Exercise objective -
Locate each line below that contains the string "heading" and copy it out. Case counts.
········
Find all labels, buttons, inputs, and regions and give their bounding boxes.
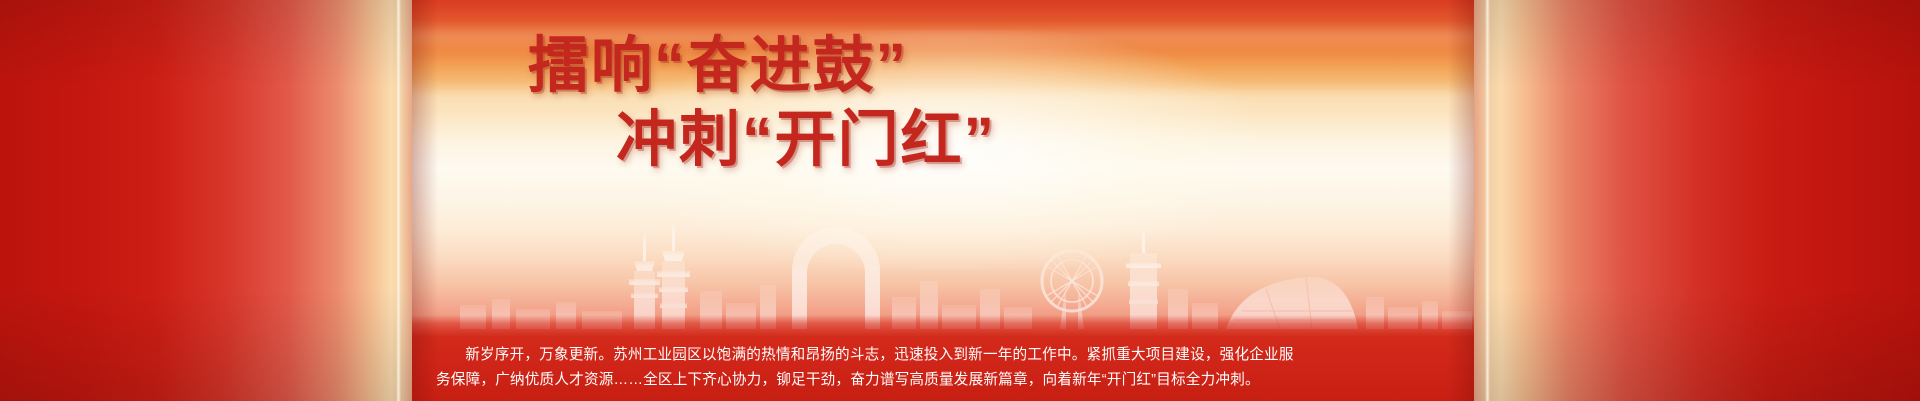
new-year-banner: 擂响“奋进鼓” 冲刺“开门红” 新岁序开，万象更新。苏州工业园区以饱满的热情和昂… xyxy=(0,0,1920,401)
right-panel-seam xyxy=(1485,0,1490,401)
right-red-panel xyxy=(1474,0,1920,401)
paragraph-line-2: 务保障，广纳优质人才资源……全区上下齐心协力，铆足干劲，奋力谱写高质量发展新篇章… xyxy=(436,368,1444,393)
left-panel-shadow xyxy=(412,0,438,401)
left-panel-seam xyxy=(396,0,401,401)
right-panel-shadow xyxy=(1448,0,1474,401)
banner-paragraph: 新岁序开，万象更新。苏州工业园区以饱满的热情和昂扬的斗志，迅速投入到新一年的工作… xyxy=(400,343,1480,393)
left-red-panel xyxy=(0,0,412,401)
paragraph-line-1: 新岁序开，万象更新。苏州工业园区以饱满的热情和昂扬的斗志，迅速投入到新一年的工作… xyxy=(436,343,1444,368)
········
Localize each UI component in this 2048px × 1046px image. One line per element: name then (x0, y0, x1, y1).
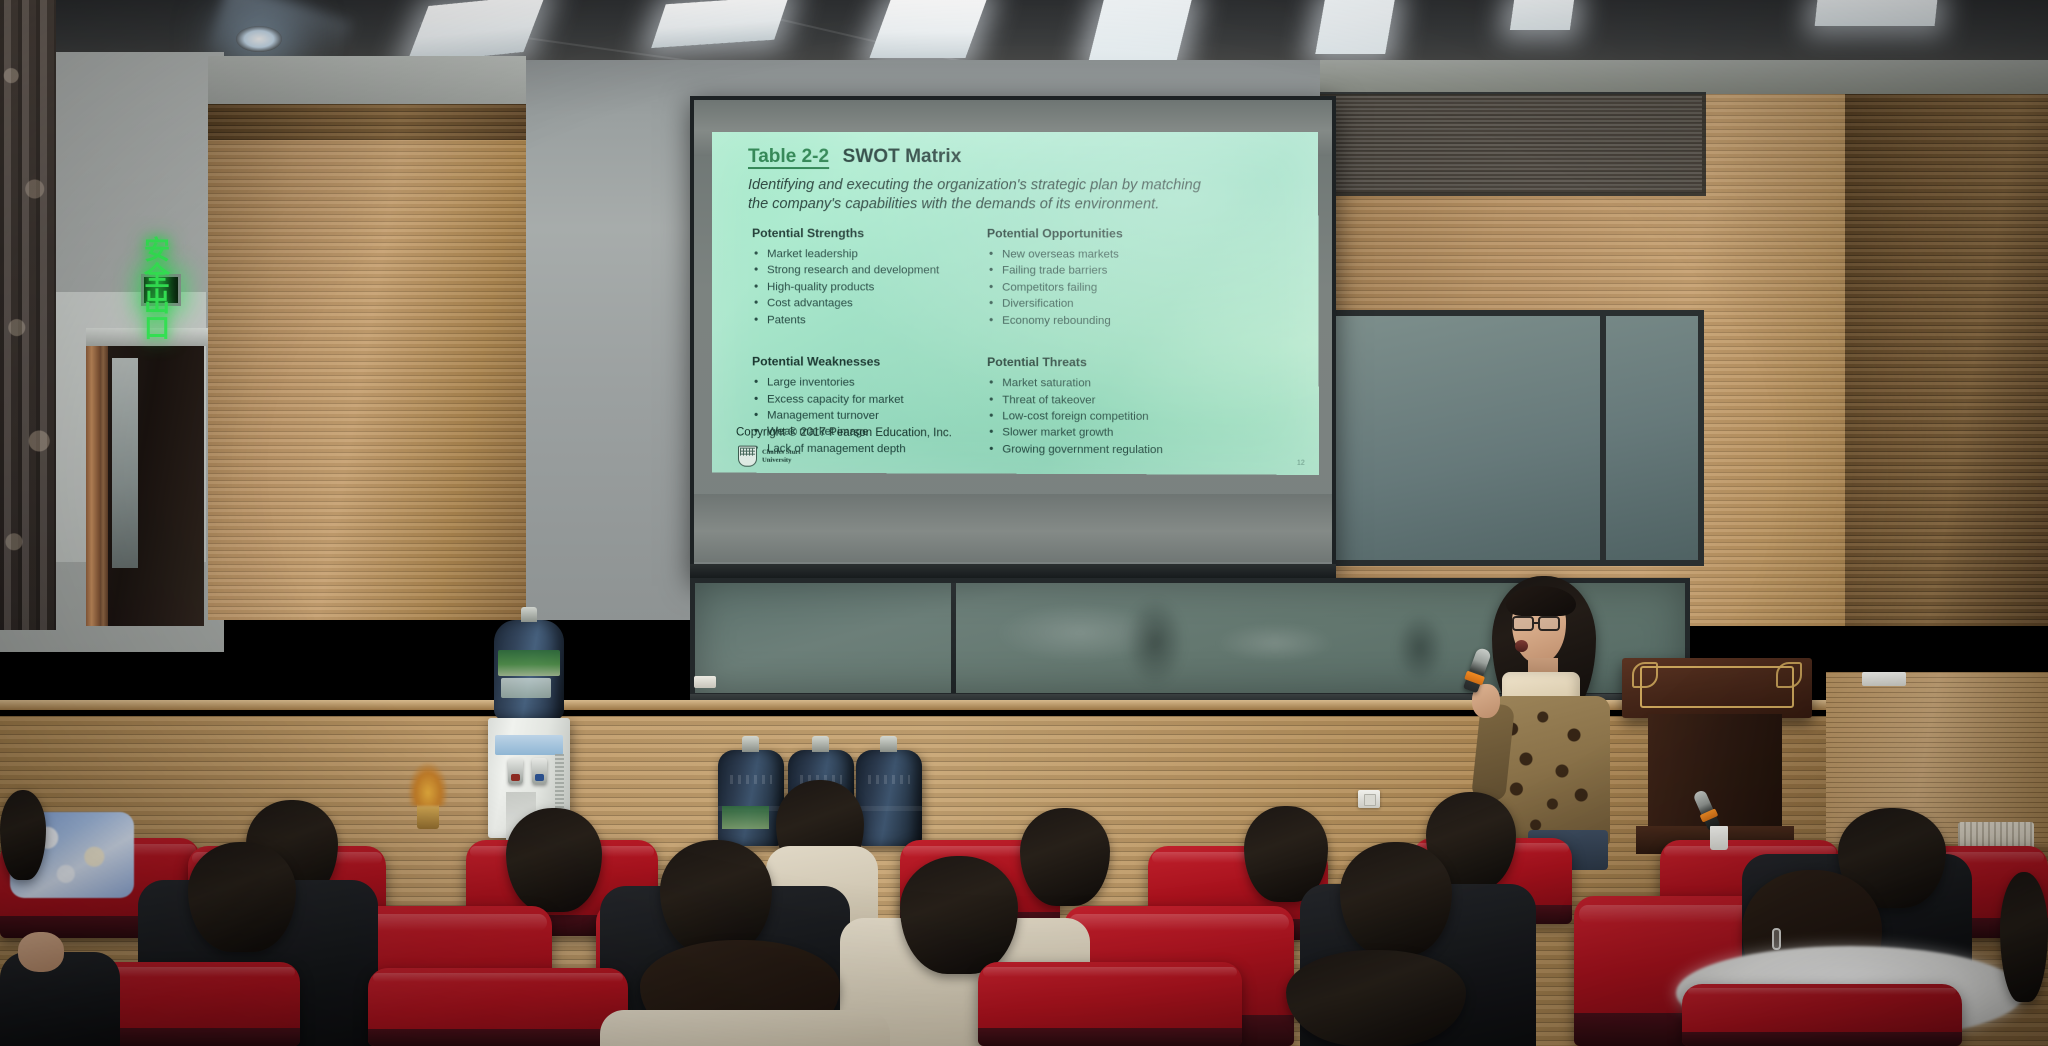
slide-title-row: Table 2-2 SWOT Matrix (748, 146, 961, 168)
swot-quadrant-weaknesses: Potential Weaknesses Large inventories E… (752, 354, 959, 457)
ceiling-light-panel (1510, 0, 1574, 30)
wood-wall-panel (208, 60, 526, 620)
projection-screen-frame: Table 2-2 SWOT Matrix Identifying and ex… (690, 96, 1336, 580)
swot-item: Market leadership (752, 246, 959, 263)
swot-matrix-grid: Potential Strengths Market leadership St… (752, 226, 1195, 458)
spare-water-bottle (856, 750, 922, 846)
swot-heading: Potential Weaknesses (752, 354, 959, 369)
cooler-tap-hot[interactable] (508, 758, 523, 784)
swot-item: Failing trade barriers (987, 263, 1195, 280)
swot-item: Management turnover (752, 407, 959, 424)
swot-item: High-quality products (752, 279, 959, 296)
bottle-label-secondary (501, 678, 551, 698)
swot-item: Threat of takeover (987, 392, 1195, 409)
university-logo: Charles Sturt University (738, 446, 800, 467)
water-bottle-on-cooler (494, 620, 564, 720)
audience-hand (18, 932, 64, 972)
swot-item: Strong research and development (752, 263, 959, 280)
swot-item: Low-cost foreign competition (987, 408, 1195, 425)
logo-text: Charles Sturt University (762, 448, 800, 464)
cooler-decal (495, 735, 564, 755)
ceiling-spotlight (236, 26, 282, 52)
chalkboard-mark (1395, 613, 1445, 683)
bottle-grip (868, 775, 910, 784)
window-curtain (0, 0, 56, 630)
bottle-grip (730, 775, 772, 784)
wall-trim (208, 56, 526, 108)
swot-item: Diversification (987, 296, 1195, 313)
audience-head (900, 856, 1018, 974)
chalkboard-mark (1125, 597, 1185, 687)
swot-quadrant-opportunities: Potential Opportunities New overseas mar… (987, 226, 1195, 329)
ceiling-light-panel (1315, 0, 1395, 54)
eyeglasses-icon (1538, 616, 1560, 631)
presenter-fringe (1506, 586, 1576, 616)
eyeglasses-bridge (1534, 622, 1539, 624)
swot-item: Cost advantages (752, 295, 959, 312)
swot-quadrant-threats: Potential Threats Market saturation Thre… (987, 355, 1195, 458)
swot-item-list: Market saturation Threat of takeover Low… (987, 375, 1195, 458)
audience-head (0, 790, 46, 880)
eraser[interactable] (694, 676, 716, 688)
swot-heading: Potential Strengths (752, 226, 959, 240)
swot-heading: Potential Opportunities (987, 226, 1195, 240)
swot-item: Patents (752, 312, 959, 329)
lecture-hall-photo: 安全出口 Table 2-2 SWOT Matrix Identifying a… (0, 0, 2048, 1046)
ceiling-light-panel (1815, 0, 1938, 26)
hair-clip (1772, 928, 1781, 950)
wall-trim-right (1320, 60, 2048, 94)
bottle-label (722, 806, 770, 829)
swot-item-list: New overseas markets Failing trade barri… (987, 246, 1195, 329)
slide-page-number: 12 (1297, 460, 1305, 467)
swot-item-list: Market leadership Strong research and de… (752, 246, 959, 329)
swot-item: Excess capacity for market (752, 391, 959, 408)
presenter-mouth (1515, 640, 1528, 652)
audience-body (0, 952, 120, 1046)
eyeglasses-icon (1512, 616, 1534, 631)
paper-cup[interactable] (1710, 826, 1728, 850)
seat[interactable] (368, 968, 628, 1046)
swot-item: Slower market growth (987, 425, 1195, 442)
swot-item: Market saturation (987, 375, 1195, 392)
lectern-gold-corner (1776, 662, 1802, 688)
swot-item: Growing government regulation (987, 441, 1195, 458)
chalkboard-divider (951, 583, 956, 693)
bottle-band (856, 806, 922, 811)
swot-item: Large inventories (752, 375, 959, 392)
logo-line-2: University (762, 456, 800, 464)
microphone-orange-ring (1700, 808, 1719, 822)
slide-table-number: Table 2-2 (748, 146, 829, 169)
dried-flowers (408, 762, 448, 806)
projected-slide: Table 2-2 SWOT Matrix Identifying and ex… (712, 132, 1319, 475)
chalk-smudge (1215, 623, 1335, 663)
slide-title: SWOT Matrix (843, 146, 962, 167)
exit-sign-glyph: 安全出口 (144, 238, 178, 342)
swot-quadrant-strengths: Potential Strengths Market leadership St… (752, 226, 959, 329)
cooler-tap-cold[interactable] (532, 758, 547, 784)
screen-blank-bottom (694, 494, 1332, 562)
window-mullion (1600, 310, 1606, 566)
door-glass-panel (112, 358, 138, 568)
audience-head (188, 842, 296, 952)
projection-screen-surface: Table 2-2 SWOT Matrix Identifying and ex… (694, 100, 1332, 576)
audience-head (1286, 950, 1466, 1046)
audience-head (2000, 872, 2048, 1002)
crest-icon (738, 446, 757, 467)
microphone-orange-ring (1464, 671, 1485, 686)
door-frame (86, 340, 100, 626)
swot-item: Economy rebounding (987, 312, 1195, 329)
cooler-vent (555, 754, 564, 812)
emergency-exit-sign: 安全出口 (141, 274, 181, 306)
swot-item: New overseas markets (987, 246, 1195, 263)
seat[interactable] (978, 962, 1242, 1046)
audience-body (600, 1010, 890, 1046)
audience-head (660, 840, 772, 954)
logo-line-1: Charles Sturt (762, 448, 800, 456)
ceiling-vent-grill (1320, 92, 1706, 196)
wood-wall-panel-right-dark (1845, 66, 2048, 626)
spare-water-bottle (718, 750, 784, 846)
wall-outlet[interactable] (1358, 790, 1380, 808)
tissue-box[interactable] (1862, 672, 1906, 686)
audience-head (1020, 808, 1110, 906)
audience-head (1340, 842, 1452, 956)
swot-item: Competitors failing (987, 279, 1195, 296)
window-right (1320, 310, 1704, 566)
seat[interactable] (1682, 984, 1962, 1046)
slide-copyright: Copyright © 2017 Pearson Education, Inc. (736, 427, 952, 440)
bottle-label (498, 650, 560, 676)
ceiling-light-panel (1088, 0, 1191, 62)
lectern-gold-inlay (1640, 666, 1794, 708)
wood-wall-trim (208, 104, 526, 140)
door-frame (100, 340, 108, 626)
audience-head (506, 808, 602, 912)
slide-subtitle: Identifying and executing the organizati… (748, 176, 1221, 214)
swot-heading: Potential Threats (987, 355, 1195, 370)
········
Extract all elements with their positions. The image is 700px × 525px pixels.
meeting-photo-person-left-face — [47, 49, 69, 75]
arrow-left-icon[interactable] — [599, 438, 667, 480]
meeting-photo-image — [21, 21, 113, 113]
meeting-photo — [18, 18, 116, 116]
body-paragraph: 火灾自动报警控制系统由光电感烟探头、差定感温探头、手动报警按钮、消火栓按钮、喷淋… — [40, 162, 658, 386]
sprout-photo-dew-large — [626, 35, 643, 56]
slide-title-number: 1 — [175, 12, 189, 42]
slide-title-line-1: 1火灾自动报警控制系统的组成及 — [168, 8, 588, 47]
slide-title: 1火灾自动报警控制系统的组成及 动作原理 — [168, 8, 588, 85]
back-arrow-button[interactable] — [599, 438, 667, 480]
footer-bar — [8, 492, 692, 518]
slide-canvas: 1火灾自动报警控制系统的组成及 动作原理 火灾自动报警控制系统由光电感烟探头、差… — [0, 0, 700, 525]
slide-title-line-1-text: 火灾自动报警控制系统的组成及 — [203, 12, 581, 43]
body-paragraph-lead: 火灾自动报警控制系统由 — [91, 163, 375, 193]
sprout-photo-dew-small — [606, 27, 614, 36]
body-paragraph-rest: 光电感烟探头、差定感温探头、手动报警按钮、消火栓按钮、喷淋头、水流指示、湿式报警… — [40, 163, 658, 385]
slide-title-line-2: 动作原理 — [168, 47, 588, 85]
········
Full output -
swot-heading: Potential Weaknesses (752, 354, 959, 369)
swot-heading: Potential Strengths (752, 226, 959, 240)
swot-heading: Potential Opportunities (987, 226, 1195, 240)
swot-heading: Potential Threats (987, 355, 1195, 370)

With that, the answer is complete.